# [Records supplied]
---
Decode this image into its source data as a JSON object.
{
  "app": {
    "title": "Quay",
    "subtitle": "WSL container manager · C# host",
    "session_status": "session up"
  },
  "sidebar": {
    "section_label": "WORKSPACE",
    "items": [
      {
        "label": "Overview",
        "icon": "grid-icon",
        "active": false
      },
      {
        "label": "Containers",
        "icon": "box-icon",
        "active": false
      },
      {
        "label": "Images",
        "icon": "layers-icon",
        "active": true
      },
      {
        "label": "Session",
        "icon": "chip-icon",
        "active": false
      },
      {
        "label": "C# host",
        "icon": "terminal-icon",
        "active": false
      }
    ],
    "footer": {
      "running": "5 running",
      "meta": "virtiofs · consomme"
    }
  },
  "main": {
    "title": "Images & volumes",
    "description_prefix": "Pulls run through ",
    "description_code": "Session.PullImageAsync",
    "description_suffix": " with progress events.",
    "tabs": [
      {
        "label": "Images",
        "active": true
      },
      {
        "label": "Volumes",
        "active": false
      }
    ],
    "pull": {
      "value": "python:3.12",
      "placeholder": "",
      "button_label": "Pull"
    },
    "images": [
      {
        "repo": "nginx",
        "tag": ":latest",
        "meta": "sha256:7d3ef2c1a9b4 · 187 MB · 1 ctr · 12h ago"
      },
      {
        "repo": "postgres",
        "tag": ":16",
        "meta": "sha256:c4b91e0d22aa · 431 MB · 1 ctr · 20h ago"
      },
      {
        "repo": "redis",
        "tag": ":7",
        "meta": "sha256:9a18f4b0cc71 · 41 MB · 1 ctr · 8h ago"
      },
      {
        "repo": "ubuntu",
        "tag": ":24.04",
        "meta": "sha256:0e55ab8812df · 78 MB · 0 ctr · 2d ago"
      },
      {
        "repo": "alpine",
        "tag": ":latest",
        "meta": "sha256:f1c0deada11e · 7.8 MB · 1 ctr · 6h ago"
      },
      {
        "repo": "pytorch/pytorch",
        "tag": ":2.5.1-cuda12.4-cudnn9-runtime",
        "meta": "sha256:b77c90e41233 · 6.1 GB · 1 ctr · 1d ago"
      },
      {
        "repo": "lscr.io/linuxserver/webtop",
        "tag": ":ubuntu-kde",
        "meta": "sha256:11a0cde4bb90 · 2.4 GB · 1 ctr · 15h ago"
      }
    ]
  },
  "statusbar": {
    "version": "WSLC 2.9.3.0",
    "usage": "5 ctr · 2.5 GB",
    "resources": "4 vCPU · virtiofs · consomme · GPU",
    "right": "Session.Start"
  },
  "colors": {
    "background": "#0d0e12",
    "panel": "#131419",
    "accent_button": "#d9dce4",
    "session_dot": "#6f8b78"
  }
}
---
# [What the task requires]
Copy out the whole listing exactly as written.

# [Expected output]
Decode this image into its source data as a JSON object.
{
  "app": {
    "title": "Quay",
    "subtitle": "WSL container manager · C# host",
    "session_status": "session up"
  },
  "sidebar": {
    "section_label": "WORKSPACE",
    "items": [
      {
        "label": "Overview",
        "icon": "grid-icon",
        "active": false
      },
      {
        "label": "Containers",
        "icon": "box-icon",
        "active": false
      },
      {
        "label": "Images",
        "icon": "layers-icon",
        "active": true
      },
      {
        "label": "Session",
        "icon": "chip-icon",
        "active": false
      },
      {
        "label": "C# host",
        "icon": "terminal-icon",
        "active": false
      }
    ],
    "footer": {
      "running": "5 running",
      "meta": "virtiofs · consomme"
    }
  },
  "main": {
    "title": "Images & volumes",
    "description_prefix": "Pulls run through ",
    "description_code": "Session.PullImageAsync",
    "description_suffix": " with progress events.",
    "tabs": [
      {
        "label": "Images",
        "active": true
      },
      {
        "label": "Volumes",
        "active": false
      }
    ],
    "pull": {
      "value": "python:3.12",
      "placeholder": "",
      "button_label": "Pull"
    },
    "images": [
      {
        "repo": "nginx",
        "tag": ":latest",
        "meta": "sha256:7d3ef2c1a9b4 · 187 MB · 1 ctr · 12h ago"
      },
      {
        "repo": "postgres",
        "tag": ":16",
        "meta": "sha256:c4b91e0d22aa · 431 MB · 1 ctr · 20h ago"
      },
      {
        "repo": "redis",
        "tag": ":7",
        "meta": "sha256:9a18f4b0cc71 · 41 MB · 1 ctr · 8h ago"
      },
      {
        "repo": "ubuntu",
        "tag": ":24.04",
        "meta": "sha256:0e55ab8812df · 78 MB · 0 ctr · 2d ago"
      },
      {
        "repo": "alpine",
        "tag": ":latest",
        "meta": "sha256:f1c0deada11e · 7.8 MB · 1 ctr · 6h ago"
      },
      {
        "repo": "pytorch/pytorch",
        "tag": ":2.5.1-cuda12.4-cudnn9-runtime",
        "meta": "sha256:b77c90e41233 · 6.1 GB · 1 ctr · 1d ago"
      },
      {
        "repo": "lscr.io/linuxserver/webtop",
        "tag": ":ubuntu-kde",
        "meta": "sha256:11a0cde4bb90 · 2.4 GB · 1 ctr · 15h ago"
      }
    ]
  },
  "statusbar": {
    "version": "WSLC 2.9.3.0",
    "usage": "5 ctr · 2.5 GB",
    "resources": "4 vCPU · virtiofs · consomme · GPU",
    "right": "Session.Start"
  },
  "colors": {
    "background": "#0d0e12",
    "panel": "#131419",
    "accent_button": "#d9dce4",
    "session_dot": "#6f8b78"
  }
}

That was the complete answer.